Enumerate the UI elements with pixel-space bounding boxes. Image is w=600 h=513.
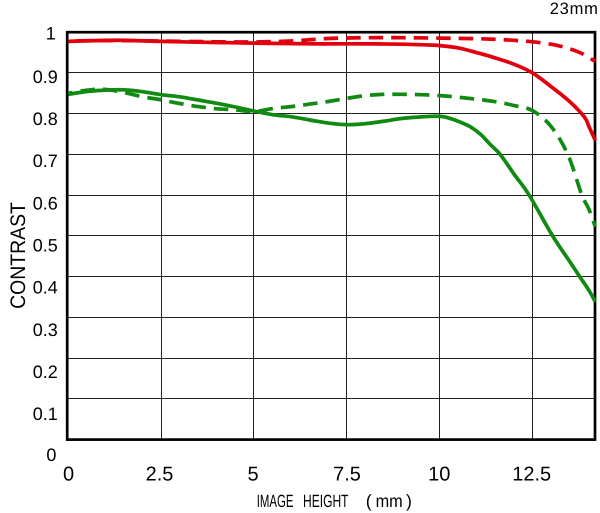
svg-text:0.9: 0.9 [33,67,58,87]
svg-text:7.5: 7.5 [333,464,361,486]
svg-text:0.3: 0.3 [33,320,58,340]
svg-text:10: 10 [428,464,450,486]
svg-text:HEIGHT: HEIGHT [303,491,349,511]
svg-text:0.1: 0.1 [33,404,58,424]
svg-text:0.7: 0.7 [33,151,58,171]
svg-text:0.8: 0.8 [33,109,58,129]
svg-text:mm: mm [376,491,403,511]
svg-text:5: 5 [247,464,258,486]
svg-text:12.5: 12.5 [512,464,551,486]
svg-text:0.5: 0.5 [33,236,58,256]
svg-text:23mm: 23mm [550,0,599,18]
svg-text:): ) [406,491,412,511]
svg-text:(: ( [366,491,372,511]
svg-text:0.4: 0.4 [33,278,58,298]
svg-text:0.6: 0.6 [33,193,58,213]
svg-text:0: 0 [63,464,74,486]
svg-text:0.2: 0.2 [33,362,58,382]
svg-text:CONTRAST: CONTRAST [7,202,30,309]
svg-text:IMAGE: IMAGE [257,491,294,511]
svg-text:2.5: 2.5 [146,464,174,486]
svg-text:0: 0 [46,445,56,465]
svg-text:1: 1 [46,24,56,44]
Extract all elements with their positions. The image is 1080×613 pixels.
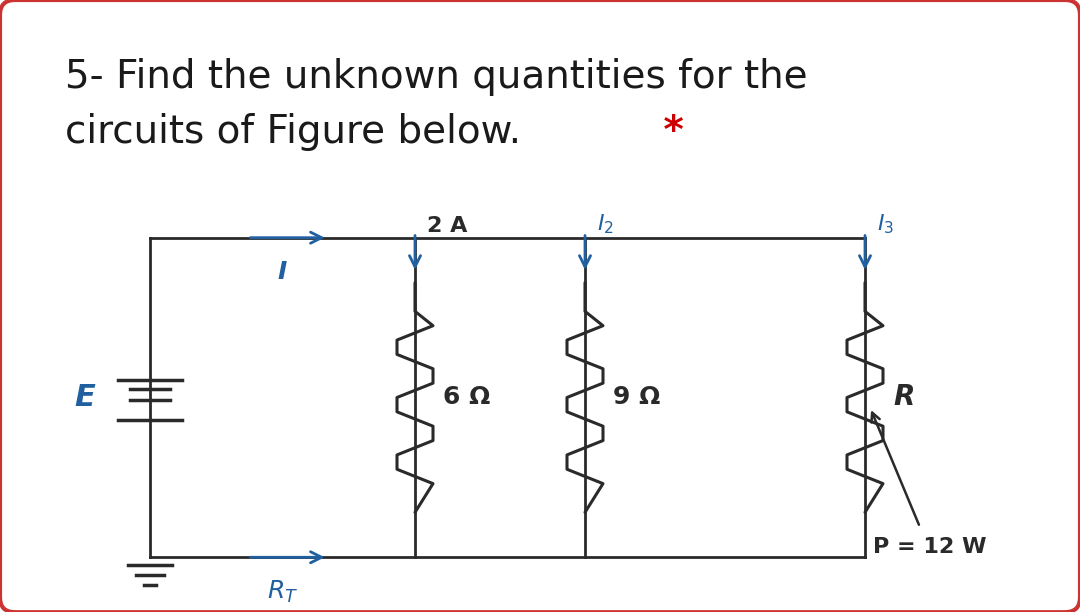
Text: 5- Find the unknown quantities for the: 5- Find the unknown quantities for the <box>65 58 808 96</box>
Text: $I_3$: $I_3$ <box>877 212 894 235</box>
Text: 9 Ω: 9 Ω <box>613 386 660 409</box>
Text: I: I <box>278 260 287 284</box>
Text: circuits of Figure below.: circuits of Figure below. <box>65 113 522 151</box>
Text: R: R <box>893 384 915 411</box>
Text: 6 Ω: 6 Ω <box>443 386 490 409</box>
Text: 2 A: 2 A <box>427 216 468 235</box>
Text: P = 12 W: P = 12 W <box>873 538 986 557</box>
Text: E: E <box>75 383 95 412</box>
Text: $R_T$: $R_T$ <box>267 579 298 606</box>
Text: *: * <box>650 113 684 151</box>
Text: $I_2$: $I_2$ <box>597 212 613 235</box>
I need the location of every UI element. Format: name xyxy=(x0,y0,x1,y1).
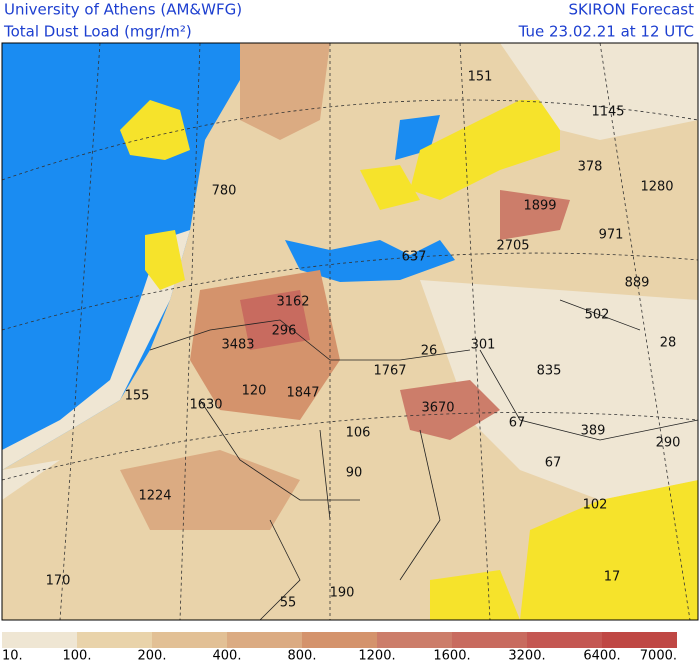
map-label: 1767 xyxy=(373,364,406,379)
map-label: 389 xyxy=(581,424,606,439)
colorbar-label: 800. xyxy=(288,649,317,663)
colorbar-label: 200. xyxy=(138,649,167,663)
map-label: 3670 xyxy=(421,401,454,416)
colorbar-segment xyxy=(302,632,377,648)
colorbar-label: 1600. xyxy=(433,649,470,663)
map-label: 1145 xyxy=(591,105,624,120)
header-line: Tue 23.02.21 at 12 UTC xyxy=(518,23,694,41)
map-labels: 151 1145 378 1280 780 1899 971 2705 637 889 502 316… xyxy=(46,70,681,611)
map-label: 120 xyxy=(242,384,267,399)
map-label: 1280 xyxy=(640,180,673,195)
header-line: Total Dust Load (mgr/m²) xyxy=(3,23,192,41)
map-label: 780 xyxy=(212,184,237,199)
map-label: 378 xyxy=(578,160,603,175)
colorbar-label: 400. xyxy=(213,649,242,663)
map-label: 55 xyxy=(280,596,297,611)
map-label: 3162 xyxy=(276,295,309,310)
header-line: SKIRON Forecast xyxy=(569,1,695,19)
colorbar-label: 10. xyxy=(2,649,23,663)
map-label: 90 xyxy=(346,466,363,481)
map-label: 502 xyxy=(585,308,610,323)
map-label: 296 xyxy=(272,324,297,339)
colorbar-label: 6400. xyxy=(583,649,620,663)
map-label: 1630 xyxy=(189,398,222,413)
map-label: 106 xyxy=(346,426,371,441)
colorbar-segment xyxy=(2,632,77,648)
map-label: 67 xyxy=(545,456,562,471)
colorbar-segment xyxy=(227,632,302,648)
colorbar-label: 100. xyxy=(63,649,92,663)
colorbar-segment xyxy=(152,632,227,648)
colorbar-segment xyxy=(77,632,152,648)
map-label: 67 xyxy=(509,416,526,431)
colorbar-label: 7000. xyxy=(640,649,677,663)
map-label: 1224 xyxy=(138,489,171,504)
map-label: 290 xyxy=(656,436,681,451)
colorbar-segment xyxy=(452,632,527,648)
map-label: 301 xyxy=(471,338,496,353)
map-label: 28 xyxy=(660,336,677,351)
colorbar-segment xyxy=(602,632,677,648)
map-label: 637 xyxy=(402,250,427,265)
map-label: 835 xyxy=(537,364,562,379)
map-label: 1847 xyxy=(286,386,319,401)
map-label: 155 xyxy=(125,389,150,404)
colorbar-label: 3200. xyxy=(508,649,545,663)
map-label: 3483 xyxy=(221,338,254,353)
map-label: 190 xyxy=(330,586,355,601)
colorbar-segment xyxy=(527,632,602,648)
map-label: 889 xyxy=(625,276,650,291)
header-line: University of Athens (AM&WFG) xyxy=(4,1,242,19)
map-label: 2705 xyxy=(496,239,529,254)
colorbar: 10. 100. 200. 400. 800. 1200. 1600. 3200. 6400. 7… xyxy=(2,632,677,664)
colorbar-label: 1200. xyxy=(358,649,395,663)
map-label: 170 xyxy=(46,574,71,589)
map-label: 971 xyxy=(599,228,624,243)
map-label: 151 xyxy=(468,70,493,85)
map xyxy=(1,42,699,621)
map-label: 102 xyxy=(583,498,608,513)
colorbar-segment xyxy=(377,632,452,648)
map-label: 1899 xyxy=(523,199,556,214)
map-label: 17 xyxy=(604,570,621,585)
map-label: 26 xyxy=(421,344,438,359)
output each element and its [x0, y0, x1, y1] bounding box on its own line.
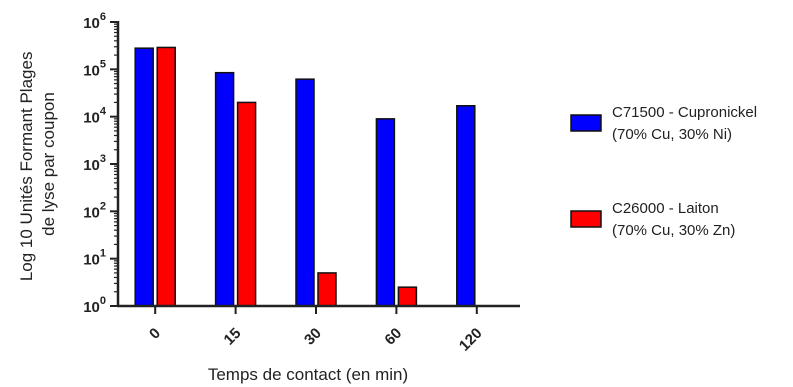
y-tick-label: 103	[83, 153, 106, 174]
x-tick-label: 0	[146, 325, 164, 343]
legend: C71500 - Cupronickel (70% Cu, 30% Ni) C260…	[570, 104, 757, 239]
bars-group	[134, 46, 476, 307]
x-tick-label: 15	[221, 325, 245, 349]
bar-series-2-60	[397, 286, 418, 307]
bar-series-1-60	[375, 118, 396, 307]
y-tick-label: 104	[83, 106, 107, 127]
x-tick-label: 30	[301, 325, 325, 349]
legend-label-series-1: C71500 - Cupronickel	[612, 104, 757, 121]
x-ticks: 0 15 30 60 120	[146, 306, 486, 355]
legend-label-series-2: C26000 - Laiton	[612, 200, 719, 217]
legend-swatch-series-2	[570, 210, 602, 228]
y-tick-label: 106	[83, 11, 106, 32]
legend-swatch-series-1	[570, 114, 602, 132]
y-axis-title-line-2: de lyse par coupon	[39, 92, 58, 236]
y-tick-label: 102	[83, 200, 106, 221]
bar-series-2-30	[317, 272, 337, 307]
y-axis-title: Log 10 Unités Formant Plages de lyse par…	[17, 47, 58, 281]
bar-series-1-30	[295, 78, 315, 307]
bar-series-1-15	[214, 71, 235, 307]
legend-label-series-2: (70% Cu, 30% Zn)	[612, 222, 735, 239]
x-axis-title: Temps de contact (en min)	[208, 365, 408, 384]
y-tick-label: 100	[83, 295, 106, 316]
legend-label-series-1: (70% Cu, 30% Ni)	[612, 126, 732, 143]
y-tick-label: 101	[83, 248, 106, 269]
y-axis-title-line-1: Log 10 Unités Formant Plages	[17, 52, 36, 282]
y-ticks: 100 101 102 103 104 105 106	[83, 11, 118, 316]
bar-series-1-0	[134, 47, 154, 307]
bar-series-1-120	[456, 105, 476, 307]
x-tick-label: 60	[381, 325, 405, 349]
bar-series-2-15	[236, 101, 257, 307]
y-tick-label: 105	[83, 58, 106, 79]
bar-series-2-0	[156, 46, 176, 307]
x-tick-label: 120	[456, 325, 486, 355]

════════════════════

— Your goal —
Copy out all of the rows above with every character unchanged, and omit the pictures.

— Written solution —
Enumerate the UI elements with pixel-space bounding boxes. Image is w=600 h=513.
svg-text:0.9: 0.9 [33,67,58,87]
svg-text:7.5: 7.5 [333,464,361,486]
svg-text:0.3: 0.3 [33,320,58,340]
svg-text:10: 10 [428,464,450,486]
svg-text:HEIGHT: HEIGHT [303,491,349,511]
svg-text:0.1: 0.1 [33,404,58,424]
svg-text:0.7: 0.7 [33,151,58,171]
svg-text:0.8: 0.8 [33,109,58,129]
svg-text:mm: mm [376,491,403,511]
svg-text:5: 5 [247,464,258,486]
svg-text:12.5: 12.5 [512,464,551,486]
svg-text:0.5: 0.5 [33,236,58,256]
svg-text:23mm: 23mm [550,0,599,18]
svg-text:): ) [406,491,412,511]
svg-text:(: ( [366,491,372,511]
svg-text:0.4: 0.4 [33,278,58,298]
svg-text:0.6: 0.6 [33,193,58,213]
svg-text:0: 0 [63,464,74,486]
svg-text:0.2: 0.2 [33,362,58,382]
svg-text:CONTRAST: CONTRAST [7,202,30,309]
svg-text:IMAGE: IMAGE [257,491,294,511]
svg-text:2.5: 2.5 [146,464,174,486]
svg-text:0: 0 [46,445,56,465]
svg-text:1: 1 [46,24,56,44]
Extract all elements with their positions. The image is 1080×613 pixels.
Text: 5- Find the unknown quantities for the: 5- Find the unknown quantities for the <box>65 58 808 96</box>
Text: $I_3$: $I_3$ <box>877 212 894 235</box>
Text: 9 Ω: 9 Ω <box>613 386 660 409</box>
Text: I: I <box>278 260 287 284</box>
Text: circuits of Figure below.: circuits of Figure below. <box>65 113 522 151</box>
Text: R: R <box>893 384 915 411</box>
Text: 6 Ω: 6 Ω <box>443 386 490 409</box>
Text: 2 A: 2 A <box>427 216 468 235</box>
Text: P = 12 W: P = 12 W <box>873 538 986 557</box>
Text: E: E <box>75 383 95 412</box>
Text: $R_T$: $R_T$ <box>267 579 298 606</box>
Text: *: * <box>650 113 684 151</box>
Text: $I_2$: $I_2$ <box>597 212 613 235</box>
I need the location of every UI element. Format: name xyxy=(x0,y0,x1,y1).
map-label: 1767 xyxy=(373,364,406,379)
map-label: 389 xyxy=(581,424,606,439)
colorbar-label: 800. xyxy=(288,649,317,663)
colorbar-label: 200. xyxy=(138,649,167,663)
map-label: 3670 xyxy=(421,401,454,416)
colorbar-segment xyxy=(302,632,377,648)
colorbar-label: 1600. xyxy=(433,649,470,663)
map-label: 1145 xyxy=(591,105,624,120)
header-line: Tue 23.02.21 at 12 UTC xyxy=(518,23,694,41)
map-labels: 151 1145 378 1280 780 1899 971 2705 637 889 502 316… xyxy=(46,70,681,611)
map-label: 120 xyxy=(242,384,267,399)
map-label: 1280 xyxy=(640,180,673,195)
header-line: Total Dust Load (mgr/m²) xyxy=(3,23,192,41)
map-label: 780 xyxy=(212,184,237,199)
map-label: 378 xyxy=(578,160,603,175)
colorbar-label: 400. xyxy=(213,649,242,663)
map-label: 55 xyxy=(280,596,297,611)
map-label: 3162 xyxy=(276,295,309,310)
header-line: SKIRON Forecast xyxy=(569,1,695,19)
colorbar-label: 10. xyxy=(2,649,23,663)
map-label: 90 xyxy=(346,466,363,481)
map-label: 502 xyxy=(585,308,610,323)
map-label: 296 xyxy=(272,324,297,339)
colorbar-label: 6400. xyxy=(583,649,620,663)
map-label: 1630 xyxy=(189,398,222,413)
map-label: 106 xyxy=(346,426,371,441)
colorbar-segment xyxy=(2,632,77,648)
map-label: 67 xyxy=(545,456,562,471)
colorbar-segment xyxy=(227,632,302,648)
colorbar-label: 100. xyxy=(63,649,92,663)
colorbar-segment xyxy=(152,632,227,648)
colorbar-segment xyxy=(77,632,152,648)
map-label: 67 xyxy=(509,416,526,431)
colorbar-label: 7000. xyxy=(640,649,677,663)
map-label: 1224 xyxy=(138,489,171,504)
map-label: 290 xyxy=(656,436,681,451)
colorbar-segment xyxy=(452,632,527,648)
map-label: 301 xyxy=(471,338,496,353)
map-label: 28 xyxy=(660,336,677,351)
colorbar-segment xyxy=(602,632,677,648)
map-label: 637 xyxy=(402,250,427,265)
map-label: 835 xyxy=(537,364,562,379)
map-label: 1847 xyxy=(286,386,319,401)
map-label: 155 xyxy=(125,389,150,404)
colorbar-label: 3200. xyxy=(508,649,545,663)
map-label: 3483 xyxy=(221,338,254,353)
map-label: 190 xyxy=(330,586,355,601)
colorbar-segment xyxy=(527,632,602,648)
map-label: 889 xyxy=(625,276,650,291)
header-line: University of Athens (AM&WFG) xyxy=(4,1,242,19)
map-label: 2705 xyxy=(496,239,529,254)
colorbar: 10. 100. 200. 400. 800. 1200. 1600. 3200. 6400. 7… xyxy=(2,632,677,664)
colorbar-label: 1200. xyxy=(358,649,395,663)
map-label: 170 xyxy=(46,574,71,589)
map-label: 971 xyxy=(599,228,624,243)
map-label: 151 xyxy=(468,70,493,85)
map xyxy=(1,42,699,621)
map-label: 102 xyxy=(583,498,608,513)
colorbar-segment xyxy=(377,632,452,648)
map-label: 1899 xyxy=(523,199,556,214)
map-label: 17 xyxy=(604,570,621,585)
map-label: 26 xyxy=(421,344,438,359)
output each element and its [x0, y0, x1, y1] bounding box on its own line.
y-tick-label: 103	[83, 153, 106, 174]
x-tick-label: 0	[146, 325, 164, 343]
legend: C71500 - Cupronickel (70% Cu, 30% Ni) C260…	[570, 104, 757, 239]
bars-group	[134, 46, 476, 307]
x-tick-label: 15	[221, 325, 245, 349]
bar-series-2-60	[397, 286, 418, 307]
bar-series-1-60	[375, 118, 396, 307]
y-tick-label: 104	[83, 106, 107, 127]
x-tick-label: 30	[301, 325, 325, 349]
legend-label-series-1: C71500 - Cupronickel	[612, 104, 757, 121]
x-ticks: 0 15 30 60 120	[146, 306, 486, 355]
legend-label-series-2: C26000 - Laiton	[612, 200, 719, 217]
legend-swatch-series-2	[570, 210, 602, 228]
y-tick-label: 106	[83, 11, 106, 32]
legend-swatch-series-1	[570, 114, 602, 132]
y-axis-title-line-2: de lyse par coupon	[39, 92, 58, 236]
y-tick-label: 102	[83, 200, 106, 221]
bar-series-2-30	[317, 272, 337, 307]
y-axis-title: Log 10 Unités Formant Plages de lyse par…	[17, 47, 58, 281]
bar-series-1-30	[295, 78, 315, 307]
bar-series-1-15	[214, 71, 235, 307]
legend-label-series-2: (70% Cu, 30% Zn)	[612, 222, 735, 239]
x-axis-title: Temps de contact (en min)	[208, 365, 408, 384]
y-tick-label: 100	[83, 295, 106, 316]
legend-label-series-1: (70% Cu, 30% Ni)	[612, 126, 732, 143]
y-tick-label: 101	[83, 248, 106, 269]
y-axis-title-line-1: Log 10 Unités Formant Plages	[17, 52, 36, 282]
y-ticks: 100 101 102 103 104 105 106	[83, 11, 118, 316]
bar-series-1-0	[134, 47, 154, 307]
bar-series-1-120	[456, 105, 476, 307]
x-tick-label: 60	[381, 325, 405, 349]
bar-series-2-15	[236, 101, 257, 307]
y-tick-label: 105	[83, 58, 106, 79]
bar-series-2-0	[156, 46, 176, 307]
x-tick-label: 120	[456, 325, 486, 355]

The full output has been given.